Objectifs
#1 Dans l'extrait sur Grindr, quelle case Théo coche-t-il pour indiquer son « ethnicité » ?
#2 D'après l'extrait sur Grindr, pourquoi Théo attire-t-il l'attention sur l'application ? Répondez en une à trois phrases.
#3 Prolongez l'extrait sur Grindr en reprenant juste après sa dernière phrase.

Extrait du document
____________________

SE TIRER SUR LA COMÈTE
arpentage des fictions queer
Par Samy Lagrange
On arpente les fictions queer pour retrouver les histoires que l’on nous a dérobées, on se projette sur des planètes queer pour échapper à l’orbite imposé.
#15 BONHEUR SUPRÊME
On se pose au soleil, à une terrasse pleine au milieu du marché. On parle fort de Grindr et de fétichisation sexuelle. Par réflexe, je sens mon corps pivoter vers la droite ; par réflexe, le volume de ma voix diminue légèrement, comme pour être discret.
Sur Grindr, il est possible – et c’est l’une des premières choses demandées – de mentionner son « ethnicité ». Moi je coche « blanc » ; Théo coche « homme du Moyen-Orient » et cela dictera son expérience en ligne. Alors que l’application définit les profils par de multiples entrées (âge, taille, poids, orientation sexuelle, type de rencontre souhaitée, etc.), Théo se rend compte qu’il attire l’attention parce qu’il s’est défini comme arabe. Pour la première fois, il est ramené à cette caractéristique qui aussitôt devient identité, et s’accompagne de scripts relationnels inévitables.

____________________

Données fournies
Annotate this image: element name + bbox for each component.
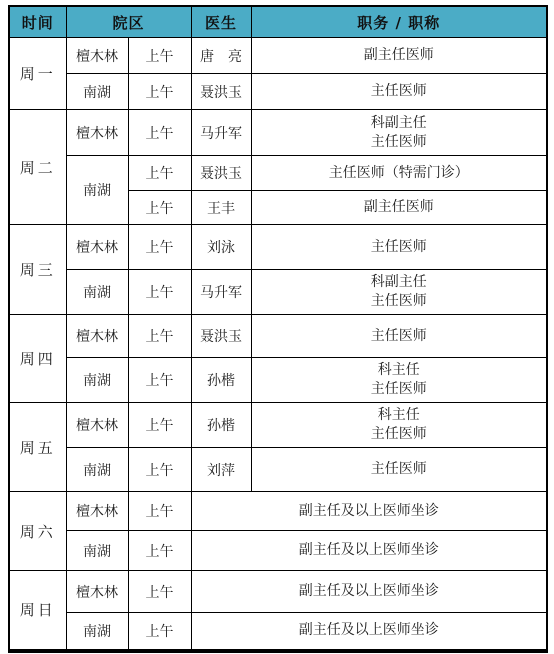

____________________

Corrigé
#1 Théo coche « homme du Moyen-Orient ».

#2 Théo attire l'attention parce qu'il s'est défini comme arabe. L'application décrit pourtant les profils par de multiples entrées, comme l'âge, la taille, le poids ou l'orientation sexuelle. C'est cependant cette seule caractéristique qui le définit aux yeux des autres.

#3
Le propre de Grindr est d’accentuer nos réflexes catégorisateurs – twink, bear, dom, top, sub, fit, etc. – et les cumuls et les intersections ne sont pas si simples à négocier. Mais être arabe est apparemment une catégorie surplombante. Cette identification s’accompagne d’une panoplie de caractéristiques dites naturelles qui constituent un type ; et qu’il est parfois plus simple d’accepter que de contredire. Être arabe sur Grindr, c’est devenir le réceptacle de fantasmes, dès le premier message, à n’importe quel moment, avant bonjour.
Théo discute, demande c’est quoi un rebeu pour toi ?
– C’est un homme qui parle arabe. Pas forcément une racaille. C’est surtout un mâle pur. Rien de plus viril qu’un rebeu. Les rebeus sont virils naturellement. Ils sont tous charismatiques, alors que les Européens le sont pas vraiment. C’est pour ça que beaucoup de gays comme moi sont en admiration devant un rebeu. Par contre ce ne sont pas des violeurs, il faut juste s’assurer qu’ils puissent assouvir leurs pulsions, c’est tout.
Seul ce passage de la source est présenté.